[Problem to solve]: Return each line of the material verbatim.

___

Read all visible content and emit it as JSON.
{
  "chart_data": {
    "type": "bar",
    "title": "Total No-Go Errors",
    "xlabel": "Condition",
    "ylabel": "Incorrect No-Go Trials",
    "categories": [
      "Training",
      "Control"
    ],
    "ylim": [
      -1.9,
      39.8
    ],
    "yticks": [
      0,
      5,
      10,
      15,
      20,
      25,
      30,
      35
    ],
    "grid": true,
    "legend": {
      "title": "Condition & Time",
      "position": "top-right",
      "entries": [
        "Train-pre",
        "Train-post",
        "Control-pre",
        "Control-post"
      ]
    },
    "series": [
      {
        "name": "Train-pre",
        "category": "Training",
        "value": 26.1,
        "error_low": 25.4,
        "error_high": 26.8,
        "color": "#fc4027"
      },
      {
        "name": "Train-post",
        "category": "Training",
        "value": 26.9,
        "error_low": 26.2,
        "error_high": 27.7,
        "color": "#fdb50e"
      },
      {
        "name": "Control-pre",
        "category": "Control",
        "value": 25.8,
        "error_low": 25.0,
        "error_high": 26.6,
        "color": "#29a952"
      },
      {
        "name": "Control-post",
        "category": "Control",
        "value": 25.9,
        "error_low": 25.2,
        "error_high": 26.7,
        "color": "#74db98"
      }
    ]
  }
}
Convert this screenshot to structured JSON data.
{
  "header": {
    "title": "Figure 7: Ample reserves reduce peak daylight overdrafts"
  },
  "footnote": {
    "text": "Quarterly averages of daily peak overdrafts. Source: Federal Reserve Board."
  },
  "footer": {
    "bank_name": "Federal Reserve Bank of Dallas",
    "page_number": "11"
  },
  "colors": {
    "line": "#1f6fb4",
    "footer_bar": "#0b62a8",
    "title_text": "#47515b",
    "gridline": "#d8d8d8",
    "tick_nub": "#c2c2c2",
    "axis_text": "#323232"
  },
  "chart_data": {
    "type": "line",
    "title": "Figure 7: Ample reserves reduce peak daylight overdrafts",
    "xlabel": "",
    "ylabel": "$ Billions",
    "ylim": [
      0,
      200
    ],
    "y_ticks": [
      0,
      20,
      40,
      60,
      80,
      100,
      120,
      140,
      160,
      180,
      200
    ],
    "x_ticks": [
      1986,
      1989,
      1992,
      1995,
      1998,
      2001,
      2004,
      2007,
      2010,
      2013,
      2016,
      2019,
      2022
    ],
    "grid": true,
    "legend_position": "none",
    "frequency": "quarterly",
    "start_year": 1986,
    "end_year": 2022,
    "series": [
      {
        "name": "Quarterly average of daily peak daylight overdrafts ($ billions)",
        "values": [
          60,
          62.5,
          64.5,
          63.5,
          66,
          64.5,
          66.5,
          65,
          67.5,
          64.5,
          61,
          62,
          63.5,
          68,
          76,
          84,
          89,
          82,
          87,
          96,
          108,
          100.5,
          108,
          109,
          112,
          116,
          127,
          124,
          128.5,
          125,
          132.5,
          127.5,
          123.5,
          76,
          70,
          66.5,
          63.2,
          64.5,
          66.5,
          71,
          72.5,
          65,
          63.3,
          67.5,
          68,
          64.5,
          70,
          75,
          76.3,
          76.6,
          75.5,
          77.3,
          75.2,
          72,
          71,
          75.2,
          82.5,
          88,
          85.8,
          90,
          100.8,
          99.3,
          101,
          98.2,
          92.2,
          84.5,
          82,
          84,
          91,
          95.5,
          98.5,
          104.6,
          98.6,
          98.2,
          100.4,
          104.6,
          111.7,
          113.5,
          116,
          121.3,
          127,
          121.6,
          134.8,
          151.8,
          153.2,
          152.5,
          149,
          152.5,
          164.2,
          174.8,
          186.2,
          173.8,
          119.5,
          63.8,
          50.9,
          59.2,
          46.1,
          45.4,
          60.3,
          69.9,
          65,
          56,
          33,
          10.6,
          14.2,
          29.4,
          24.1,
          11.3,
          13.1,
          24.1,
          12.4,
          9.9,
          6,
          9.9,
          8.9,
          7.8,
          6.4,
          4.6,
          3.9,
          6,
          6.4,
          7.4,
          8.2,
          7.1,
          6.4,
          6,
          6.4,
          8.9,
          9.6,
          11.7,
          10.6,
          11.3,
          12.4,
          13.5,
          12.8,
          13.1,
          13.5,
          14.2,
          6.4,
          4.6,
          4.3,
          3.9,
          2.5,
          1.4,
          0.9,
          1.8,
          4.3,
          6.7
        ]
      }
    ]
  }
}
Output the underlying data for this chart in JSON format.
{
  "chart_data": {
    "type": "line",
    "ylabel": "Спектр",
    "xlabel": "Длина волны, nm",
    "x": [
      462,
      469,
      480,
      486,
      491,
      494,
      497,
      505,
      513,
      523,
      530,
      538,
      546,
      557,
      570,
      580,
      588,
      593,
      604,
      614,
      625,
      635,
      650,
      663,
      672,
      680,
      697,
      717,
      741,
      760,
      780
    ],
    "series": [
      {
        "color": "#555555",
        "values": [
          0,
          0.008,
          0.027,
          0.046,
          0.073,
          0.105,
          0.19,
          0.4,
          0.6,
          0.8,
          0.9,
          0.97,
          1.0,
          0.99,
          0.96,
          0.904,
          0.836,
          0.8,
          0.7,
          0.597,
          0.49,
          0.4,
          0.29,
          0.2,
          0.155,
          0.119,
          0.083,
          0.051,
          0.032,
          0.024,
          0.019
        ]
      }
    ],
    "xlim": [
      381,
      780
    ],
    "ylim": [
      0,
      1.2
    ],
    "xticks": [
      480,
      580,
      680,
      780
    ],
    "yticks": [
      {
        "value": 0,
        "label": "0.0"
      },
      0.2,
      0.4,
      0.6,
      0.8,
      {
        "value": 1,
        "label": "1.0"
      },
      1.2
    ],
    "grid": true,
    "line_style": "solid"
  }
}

___

[Answer to the task]:
Read all visible content and emit it as JSON.
{
  "chart_data": {
    "type": "bar",
    "title": "Total No-Go Errors",
    "xlabel": "Condition",
    "ylabel": "Incorrect No-Go Trials",
    "categories": [
      "Training",
      "Control"
    ],
    "ylim": [
      -1.9,
      39.8
    ],
    "yticks": [
      0,
      5,
      10,
      15,
      20,
      25,
      30,
      35
    ],
    "grid": true,
    "legend": {
      "title": "Condition & Time",
      "position": "top-right",
      "entries": [
        "Train-pre",
        "Train-post",
        "Control-pre",
        "Control-post"
      ]
    },
    "series": [
      {
        "name": "Train-pre",
        "category": "Training",
        "value": 26.1,
        "error_low": 25.4,
        "error_high": 26.8,
        "color": "#fc4027"
      },
      {
        "name": "Train-post",
        "category": "Training",
        "value": 26.9,
        "error_low": 26.2,
        "error_high": 27.7,
        "color": "#fdb50e"
      },
      {
        "name": "Control-pre",
        "category": "Control",
        "value": 25.8,
        "error_low": 25.0,
        "error_high": 26.6,
        "color": "#29a952"
      },
      {
        "name": "Control-post",
        "category": "Control",
        "value": 25.9,
        "error_low": 25.2,
        "error_high": 26.7,
        "color": "#74db98"
      }
    ]
  }
}
Convert this screenshot to structured JSON data.
{
  "header": {
    "title": "Figure 7: Ample reserves reduce peak daylight overdrafts"
  },
  "footnote": {
    "text": "Quarterly averages of daily peak overdrafts. Source: Federal Reserve Board."
  },
  "footer": {
    "bank_name": "Federal Reserve Bank of Dallas",
    "page_number": "11"
  },
  "colors": {
    "line": "#1f6fb4",
    "footer_bar": "#0b62a8",
    "title_text": "#47515b",
    "gridline": "#d8d8d8",
    "tick_nub": "#c2c2c2",
    "axis_text": "#323232"
  },
  "chart_data": {
    "type": "line",
    "title": "Figure 7: Ample reserves reduce peak daylight overdrafts",
    "xlabel": "",
    "ylabel": "$ Billions",
    "ylim": [
      0,
      200
    ],
    "y_ticks": [
      0,
      20,
      40,
      60,
      80,
      100,
      120,
      140,
      160,
      180,
      200
    ],
    "x_ticks": [
      1986,
      1989,
      1992,
      1995,
      1998,
      2001,
      2004,
      2007,
      2010,
      2013,
      2016,
      2019,
      2022
    ],
    "grid": true,
    "legend_position": "none",
    "frequency": "quarterly",
    "start_year": 1986,
    "end_year": 2022,
    "series": [
      {
        "name": "Quarterly average of daily peak daylight overdrafts ($ billions)",
        "values": [
          60,
          62.5,
          64.5,
          63.5,
          66,
          64.5,
          66.5,
          65,
          67.5,
          64.5,
          61,
          62,
          63.5,
          68,
          76,
          84,
          89,
          82,
          87,
          96,
          108,
          100.5,
          108,
          109,
          112,
          116,
          127,
          124,
          128.5,
          125,
          132.5,
          127.5,
          123.5,
          76,
          70,
          66.5,
          63.2,
          64.5,
          66.5,
          71,
          72.5,
          65,
          63.3,
          67.5,
          68,
          64.5,
          70,
          75,
          76.3,
          76.6,
          75.5,
          77.3,
          75.2,
          72,
          71,
          75.2,
          82.5,
          88,
          85.8,
          90,
          100.8,
          99.3,
          101,
          98.2,
          92.2,
          84.5,
          82,
          84,
          91,
          95.5,
          98.5,
          104.6,
          98.6,
          98.2,
          100.4,
          104.6,
          111.7,
          113.5,
          116,
          121.3,
          127,
          121.6,
          134.8,
          151.8,
          153.2,
          152.5,
          149,
          152.5,
          164.2,
          174.8,
          186.2,
          173.8,
          119.5,
          63.8,
          50.9,
          59.2,
          46.1,
          45.4,
          60.3,
          69.9,
          65,
          56,
          33,
          10.6,
          14.2,
          29.4,
          24.1,
          11.3,
          13.1,
          24.1,
          12.4,
          9.9,
          6,
          9.9,
          8.9,
          7.8,
          6.4,
          4.6,
          3.9,
          6,
          6.4,
          7.4,
          8.2,
          7.1,
          6.4,
          6,
          6.4,
          8.9,
          9.6,
          11.7,
          10.6,
          11.3,
          12.4,
          13.5,
          12.8,
          13.1,
          13.5,
          14.2,
          6.4,
          4.6,
          4.3,
          3.9,
          2.5,
          1.4,
          0.9,
          1.8,
          4.3,
          6.7
        ]
      }
    ]
  }
}
Output the underlying data for this chart in JSON format.
{
  "chart_data": {
    "type": "line",
    "ylabel": "Спектр",
    "xlabel": "Длина волны, nm",
    "x": [
      462,
      469,
      480,
      486,
      491,
      494,
      497,
      505,
      513,
      523,
      530,
      538,
      546,
      557,
      570,
      580,
      588,
      593,
      604,
      614,
      625,
      635,
      650,
      663,
      672,
      680,
      697,
      717,
      741,
      760,
      780
    ],
    "series": [
      {
        "color": "#555555",
        "values": [
          0,
          0.008,
          0.027,
          0.046,
          0.073,
          0.105,
          0.19,
          0.4,
          0.6,
          0.8,
          0.9,
          0.97,
          1.0,
          0.99,
          0.96,
          0.904,
          0.836,
          0.8,
          0.7,
          0.597,
          0.49,
          0.4,
          0.29,
          0.2,
          0.155,
          0.119,
          0.083,
          0.051,
          0.032,
          0.024,
          0.019
        ]
      }
    ],
    "xlim": [
      381,
      780
    ],
    "ylim": [
      0,
      1.2
    ],
    "xticks": [
      480,
      580,
      680,
      780
    ],
    "yticks": [
      {
        "value": 0,
        "label": "0.0"
      },
      0.2,
      0.4,
      0.6,
      0.8,
      {
        "value": 1,
        "label": "1.0"
      },
      1.2
    ],
    "grid": true,
    "line_style": "solid"
  }
}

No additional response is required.